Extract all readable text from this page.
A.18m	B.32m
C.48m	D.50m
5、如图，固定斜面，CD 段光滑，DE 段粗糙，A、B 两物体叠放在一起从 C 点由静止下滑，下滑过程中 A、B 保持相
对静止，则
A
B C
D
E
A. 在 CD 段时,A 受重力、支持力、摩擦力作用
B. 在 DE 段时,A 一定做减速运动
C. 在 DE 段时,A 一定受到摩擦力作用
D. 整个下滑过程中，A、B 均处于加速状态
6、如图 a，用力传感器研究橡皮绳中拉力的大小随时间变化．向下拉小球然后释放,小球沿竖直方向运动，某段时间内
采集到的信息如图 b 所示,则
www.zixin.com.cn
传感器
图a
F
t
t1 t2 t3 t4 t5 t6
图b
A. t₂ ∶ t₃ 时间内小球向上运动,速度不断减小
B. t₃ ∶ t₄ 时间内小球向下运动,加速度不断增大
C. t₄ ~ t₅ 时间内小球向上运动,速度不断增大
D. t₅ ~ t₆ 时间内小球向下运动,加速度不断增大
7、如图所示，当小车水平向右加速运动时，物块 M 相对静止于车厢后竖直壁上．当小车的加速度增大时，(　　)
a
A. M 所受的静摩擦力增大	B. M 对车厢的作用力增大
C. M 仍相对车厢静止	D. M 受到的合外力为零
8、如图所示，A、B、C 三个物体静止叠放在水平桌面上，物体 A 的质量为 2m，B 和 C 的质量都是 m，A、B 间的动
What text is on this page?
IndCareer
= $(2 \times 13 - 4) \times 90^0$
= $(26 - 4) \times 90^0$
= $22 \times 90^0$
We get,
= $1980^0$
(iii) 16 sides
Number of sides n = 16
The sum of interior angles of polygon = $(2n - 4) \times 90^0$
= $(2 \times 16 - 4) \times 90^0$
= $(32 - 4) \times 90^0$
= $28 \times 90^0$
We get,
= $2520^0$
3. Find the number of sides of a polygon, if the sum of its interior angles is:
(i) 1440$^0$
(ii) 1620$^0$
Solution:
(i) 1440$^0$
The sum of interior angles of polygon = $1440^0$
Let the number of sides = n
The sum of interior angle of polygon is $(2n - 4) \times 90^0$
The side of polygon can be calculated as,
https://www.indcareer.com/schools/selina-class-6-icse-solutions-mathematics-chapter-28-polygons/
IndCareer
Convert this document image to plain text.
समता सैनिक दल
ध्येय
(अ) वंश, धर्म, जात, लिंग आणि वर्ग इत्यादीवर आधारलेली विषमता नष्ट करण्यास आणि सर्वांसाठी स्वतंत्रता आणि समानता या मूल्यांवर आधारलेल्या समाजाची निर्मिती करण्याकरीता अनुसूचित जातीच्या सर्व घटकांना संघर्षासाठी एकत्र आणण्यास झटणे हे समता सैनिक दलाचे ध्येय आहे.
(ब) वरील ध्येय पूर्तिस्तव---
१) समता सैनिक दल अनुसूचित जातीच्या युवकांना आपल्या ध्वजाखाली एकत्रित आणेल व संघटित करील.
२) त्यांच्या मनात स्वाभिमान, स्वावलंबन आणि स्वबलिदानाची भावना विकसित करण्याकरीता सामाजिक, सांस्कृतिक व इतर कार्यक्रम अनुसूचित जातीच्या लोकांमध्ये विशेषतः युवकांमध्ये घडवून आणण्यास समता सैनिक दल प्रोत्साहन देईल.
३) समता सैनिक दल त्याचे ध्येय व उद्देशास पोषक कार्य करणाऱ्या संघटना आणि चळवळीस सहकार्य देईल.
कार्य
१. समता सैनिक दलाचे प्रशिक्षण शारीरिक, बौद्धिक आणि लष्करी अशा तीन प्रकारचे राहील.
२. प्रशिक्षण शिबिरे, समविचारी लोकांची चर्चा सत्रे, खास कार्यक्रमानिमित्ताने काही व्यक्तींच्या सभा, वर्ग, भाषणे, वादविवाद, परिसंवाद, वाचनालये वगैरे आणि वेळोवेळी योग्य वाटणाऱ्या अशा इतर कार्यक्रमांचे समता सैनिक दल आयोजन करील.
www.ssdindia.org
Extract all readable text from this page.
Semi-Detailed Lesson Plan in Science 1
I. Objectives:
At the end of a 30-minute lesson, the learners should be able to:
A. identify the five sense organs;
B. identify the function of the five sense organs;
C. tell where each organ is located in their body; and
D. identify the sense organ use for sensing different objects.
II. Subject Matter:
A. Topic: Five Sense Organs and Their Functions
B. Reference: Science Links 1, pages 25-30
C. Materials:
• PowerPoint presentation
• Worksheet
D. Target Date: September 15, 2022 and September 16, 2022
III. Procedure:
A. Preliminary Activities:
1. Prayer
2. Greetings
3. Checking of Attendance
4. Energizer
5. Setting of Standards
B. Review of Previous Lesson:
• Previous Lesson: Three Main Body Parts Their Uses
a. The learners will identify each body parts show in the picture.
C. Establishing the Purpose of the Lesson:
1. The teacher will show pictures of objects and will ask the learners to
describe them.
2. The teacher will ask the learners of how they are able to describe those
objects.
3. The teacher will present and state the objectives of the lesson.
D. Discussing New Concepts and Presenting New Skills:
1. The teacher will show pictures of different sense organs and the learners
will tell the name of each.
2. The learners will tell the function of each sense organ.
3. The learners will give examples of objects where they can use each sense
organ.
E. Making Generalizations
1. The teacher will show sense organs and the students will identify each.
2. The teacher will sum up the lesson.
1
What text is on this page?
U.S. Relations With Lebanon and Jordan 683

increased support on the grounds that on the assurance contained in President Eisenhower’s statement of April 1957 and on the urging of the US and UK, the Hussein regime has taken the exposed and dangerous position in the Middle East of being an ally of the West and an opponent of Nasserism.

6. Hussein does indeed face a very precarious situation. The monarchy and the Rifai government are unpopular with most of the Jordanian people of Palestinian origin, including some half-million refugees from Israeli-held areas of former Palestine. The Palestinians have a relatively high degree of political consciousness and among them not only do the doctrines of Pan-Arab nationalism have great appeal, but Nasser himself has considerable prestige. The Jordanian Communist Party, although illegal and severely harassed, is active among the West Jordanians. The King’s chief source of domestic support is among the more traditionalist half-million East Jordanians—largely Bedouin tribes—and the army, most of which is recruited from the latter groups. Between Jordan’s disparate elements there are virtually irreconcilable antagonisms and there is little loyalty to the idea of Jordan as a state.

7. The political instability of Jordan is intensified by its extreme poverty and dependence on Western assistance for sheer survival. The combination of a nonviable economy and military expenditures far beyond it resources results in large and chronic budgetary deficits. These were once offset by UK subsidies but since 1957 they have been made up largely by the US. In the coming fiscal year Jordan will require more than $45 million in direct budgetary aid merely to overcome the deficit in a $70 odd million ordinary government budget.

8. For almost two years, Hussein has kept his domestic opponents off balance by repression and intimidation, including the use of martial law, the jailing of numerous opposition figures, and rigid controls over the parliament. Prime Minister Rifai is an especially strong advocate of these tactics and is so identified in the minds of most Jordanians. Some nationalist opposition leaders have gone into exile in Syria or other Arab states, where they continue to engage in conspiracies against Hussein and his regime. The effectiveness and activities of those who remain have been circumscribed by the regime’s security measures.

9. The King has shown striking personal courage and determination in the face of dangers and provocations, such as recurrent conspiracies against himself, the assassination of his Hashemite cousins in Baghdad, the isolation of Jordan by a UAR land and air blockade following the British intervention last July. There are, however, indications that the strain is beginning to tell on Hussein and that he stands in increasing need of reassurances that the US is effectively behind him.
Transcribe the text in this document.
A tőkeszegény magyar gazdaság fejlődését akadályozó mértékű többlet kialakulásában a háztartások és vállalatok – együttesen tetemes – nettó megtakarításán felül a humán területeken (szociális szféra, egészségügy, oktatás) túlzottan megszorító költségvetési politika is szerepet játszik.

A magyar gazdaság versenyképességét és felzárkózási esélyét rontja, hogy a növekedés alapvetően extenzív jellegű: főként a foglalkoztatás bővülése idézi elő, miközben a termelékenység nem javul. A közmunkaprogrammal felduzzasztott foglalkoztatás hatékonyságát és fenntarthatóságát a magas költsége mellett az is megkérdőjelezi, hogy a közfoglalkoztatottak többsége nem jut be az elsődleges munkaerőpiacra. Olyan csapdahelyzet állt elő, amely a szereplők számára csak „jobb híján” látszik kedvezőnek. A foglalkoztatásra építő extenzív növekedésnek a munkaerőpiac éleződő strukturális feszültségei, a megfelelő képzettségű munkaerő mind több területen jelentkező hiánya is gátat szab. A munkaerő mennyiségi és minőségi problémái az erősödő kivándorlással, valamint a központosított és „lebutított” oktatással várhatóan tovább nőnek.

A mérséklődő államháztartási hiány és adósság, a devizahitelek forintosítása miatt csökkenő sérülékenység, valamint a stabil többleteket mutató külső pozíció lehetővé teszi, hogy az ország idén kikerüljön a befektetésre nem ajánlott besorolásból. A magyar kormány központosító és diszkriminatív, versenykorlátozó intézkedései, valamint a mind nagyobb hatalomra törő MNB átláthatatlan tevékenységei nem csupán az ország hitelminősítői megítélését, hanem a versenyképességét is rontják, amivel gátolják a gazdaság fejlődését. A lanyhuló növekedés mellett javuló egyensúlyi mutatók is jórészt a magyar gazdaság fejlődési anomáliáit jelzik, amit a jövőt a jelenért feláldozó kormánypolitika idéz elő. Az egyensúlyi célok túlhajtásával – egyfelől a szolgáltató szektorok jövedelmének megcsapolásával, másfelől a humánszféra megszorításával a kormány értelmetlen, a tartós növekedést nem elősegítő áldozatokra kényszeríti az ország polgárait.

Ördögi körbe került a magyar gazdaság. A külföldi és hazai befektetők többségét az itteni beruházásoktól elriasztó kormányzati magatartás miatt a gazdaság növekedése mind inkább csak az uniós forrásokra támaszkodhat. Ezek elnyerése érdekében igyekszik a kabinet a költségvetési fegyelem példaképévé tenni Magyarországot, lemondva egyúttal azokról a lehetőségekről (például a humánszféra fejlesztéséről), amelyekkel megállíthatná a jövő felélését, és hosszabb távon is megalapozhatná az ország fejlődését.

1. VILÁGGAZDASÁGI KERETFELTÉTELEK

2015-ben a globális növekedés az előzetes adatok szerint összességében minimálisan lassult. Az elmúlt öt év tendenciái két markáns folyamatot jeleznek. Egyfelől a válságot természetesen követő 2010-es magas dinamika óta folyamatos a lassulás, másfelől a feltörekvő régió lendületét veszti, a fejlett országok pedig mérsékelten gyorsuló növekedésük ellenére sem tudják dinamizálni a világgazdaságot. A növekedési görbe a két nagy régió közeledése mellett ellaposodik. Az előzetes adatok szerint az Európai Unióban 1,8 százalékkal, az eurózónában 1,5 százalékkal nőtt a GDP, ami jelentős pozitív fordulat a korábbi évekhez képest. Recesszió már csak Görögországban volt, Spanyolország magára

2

◆ ◆ ◆ ◆ ◆ ◆ ◆

What the exercise asks: Copy out the lines that hold "been".

Written solution:
7. The political instability of Jordan is intensified by its extreme poverty and dependence on Western assistance for sheer survival. The combination of a nonviable economy and military expenditures far beyond it resources results in large and chronic budgetary deficits. These were once offset by UK subsidies but since 1957 they have been made up largely by the US. In the coming fiscal year Jordan will require more than $45 million in direct budgetary aid merely to overcome the deficit in a $70 odd million ordinary government budget.
8. For almost two years, Hussein has kept his domestic opponents off balance by repression and intimidation, including the use of martial law, the jailing of numerous opposition figures, and rigid controls over the parliament. Prime Minister Rifai is an especially strong advocate of these tactics and is so identified in the minds of most Jordanians. Some nationalist opposition leaders have gone into exile in Syria or other Arab states, where they continue to engage in conspiracies against Hussein and his regime. The effectiveness and activities of those who remain have been circumscribed by the regime’s security measures.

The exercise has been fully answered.